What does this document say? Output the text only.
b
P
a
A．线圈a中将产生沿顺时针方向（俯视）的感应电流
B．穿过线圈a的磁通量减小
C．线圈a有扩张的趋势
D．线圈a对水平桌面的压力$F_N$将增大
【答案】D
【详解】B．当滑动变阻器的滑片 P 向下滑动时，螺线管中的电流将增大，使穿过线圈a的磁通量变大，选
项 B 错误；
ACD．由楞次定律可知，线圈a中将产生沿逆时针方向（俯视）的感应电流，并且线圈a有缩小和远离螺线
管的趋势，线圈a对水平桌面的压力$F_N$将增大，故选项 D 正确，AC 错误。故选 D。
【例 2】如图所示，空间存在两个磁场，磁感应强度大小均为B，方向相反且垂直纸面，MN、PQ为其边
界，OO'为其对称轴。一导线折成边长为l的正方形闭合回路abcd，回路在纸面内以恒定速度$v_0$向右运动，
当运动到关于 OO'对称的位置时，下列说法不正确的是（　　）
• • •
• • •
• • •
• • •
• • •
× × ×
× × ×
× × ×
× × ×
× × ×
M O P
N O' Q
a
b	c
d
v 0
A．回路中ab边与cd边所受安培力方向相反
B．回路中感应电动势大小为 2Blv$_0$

____________________

Print every entry exactly as written.

What does this document say? Output the text only.
b
P
a
A．线圈a中将产生沿顺时针方向（俯视）的感应电流
B．穿过线圈a的磁通量减小
C．线圈a有扩张的趋势
D．线圈a对水平桌面的压力$F_N$将增大
【答案】D
【详解】B．当滑动变阻器的滑片 P 向下滑动时，螺线管中的电流将增大，使穿过线圈a的磁通量变大，选
项 B 错误；
ACD．由楞次定律可知，线圈a中将产生沿逆时针方向（俯视）的感应电流，并且线圈a有缩小和远离螺线
管的趋势，线圈a对水平桌面的压力$F_N$将增大，故选项 D 正确，AC 错误。故选 D。
【例 2】如图所示，空间存在两个磁场，磁感应强度大小均为B，方向相反且垂直纸面，MN、PQ为其边
界，OO'为其对称轴。一导线折成边长为l的正方形闭合回路abcd，回路在纸面内以恒定速度$v_0$向右运动，
当运动到关于 OO'对称的位置时，下列说法不正确的是（　　）
• • •
• • •
• • •
• • •
• • •
× × ×
× × ×
× × ×
× × ×
× × ×
M O P
N O' Q
a
b	c
d
v 0
A．回路中ab边与cd边所受安培力方向相反
B．回路中感应电动势大小为 2Blv$_0$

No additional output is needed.